Output the records exactly as they appear, with no pictures included.
● ● ●
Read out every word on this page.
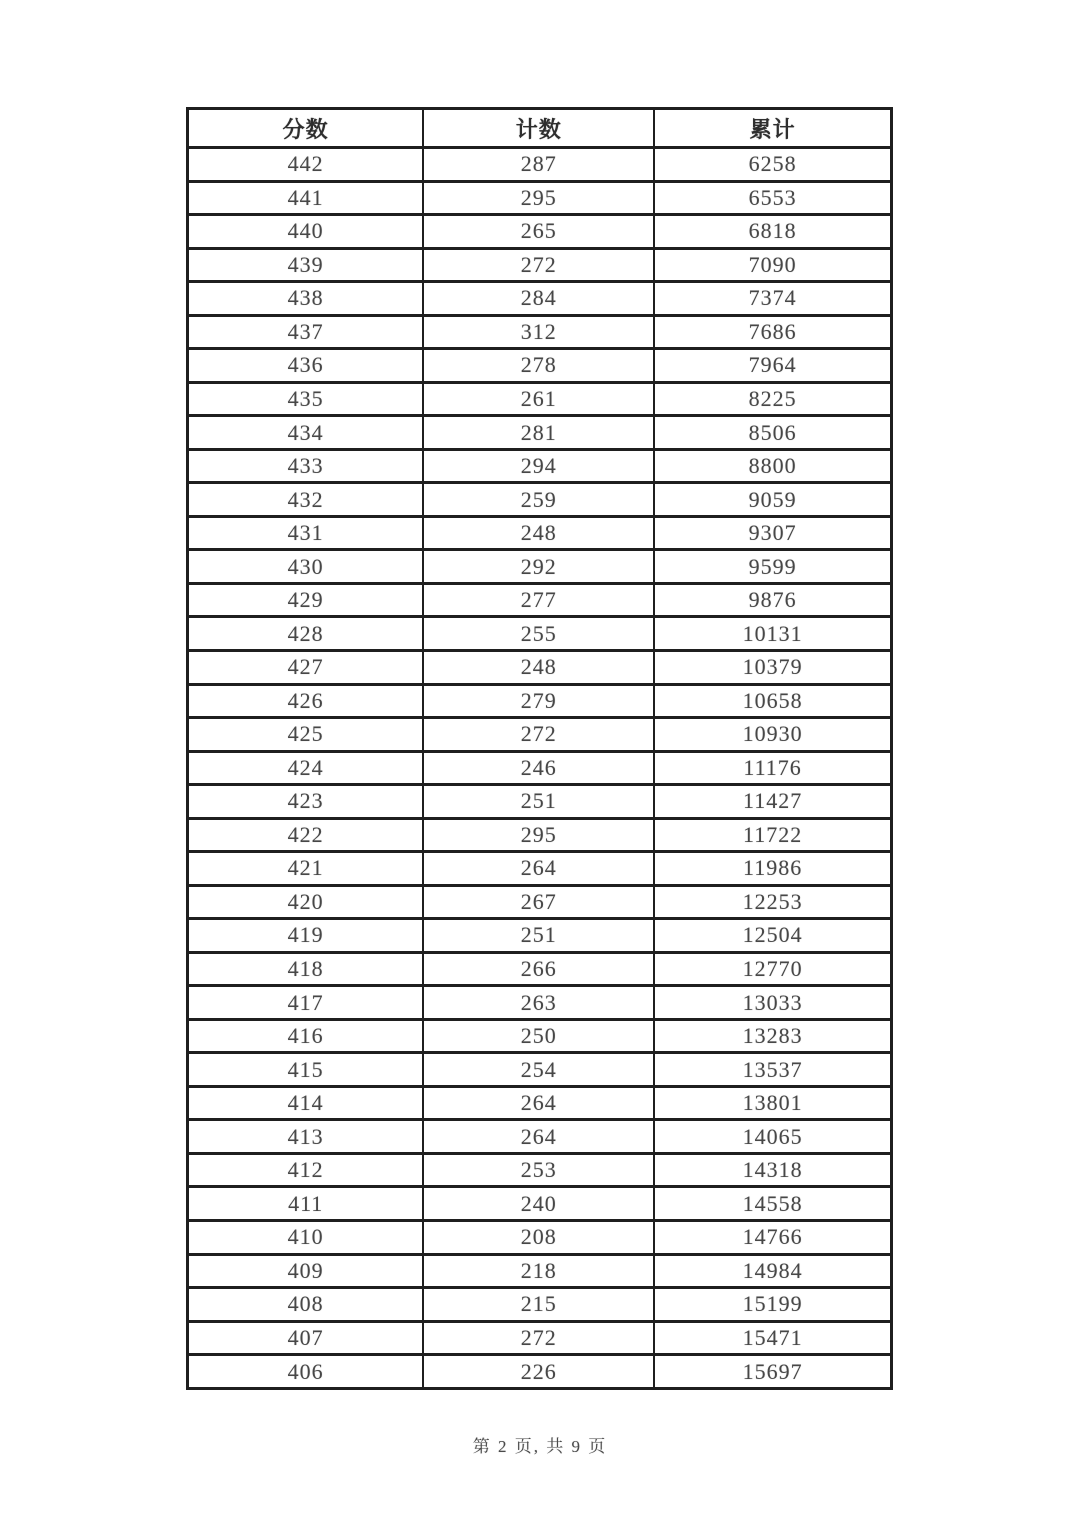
分数	计数	累计
442	287	6258
441	295	6553
440	265	6818
439	272	7090
438	284	7374
437	312	7686
436	278	7964
435	261	8225
434	281	8506
433	294	8800
432	259	9059
431	248	9307
430	292	9599
429	277	9876
428	255	10131
427	248	10379
426	279	10658
425	272	10930
424	246	11176
423	251	11427
422	295	11722
421	264	11986
420	267	12253
419	251	12504
418	266	12770
417	263	13033
416	250	13283
415	254	13537
414	264	13801
413	264	14065
412	253	14318
411	240	14558
410	208	14766
409	218	14984
408	215	15199
407	272	15471
406	226	15697
第 2 页, 共 9 页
● ● ●
Finished answer:
Read out every word on this page.
分数	计数	累计
442	287	6258
441	295	6553
440	265	6818
439	272	7090
438	284	7374
437	312	7686
436	278	7964
435	261	8225
434	281	8506
433	294	8800
432	259	9059
431	248	9307
430	292	9599
429	277	9876
428	255	10131
427	248	10379
426	279	10658
425	272	10930
424	246	11176
423	251	11427
422	295	11722
421	264	11986
420	267	12253
419	251	12504
418	266	12770
417	263	13033
416	250	13283
415	254	13537
414	264	13801
413	264	14065
412	253	14318
411	240	14558
410	208	14766
409	218	14984
408	215	15199
407	272	15471
406	226	15697
第 2 页, 共 9 页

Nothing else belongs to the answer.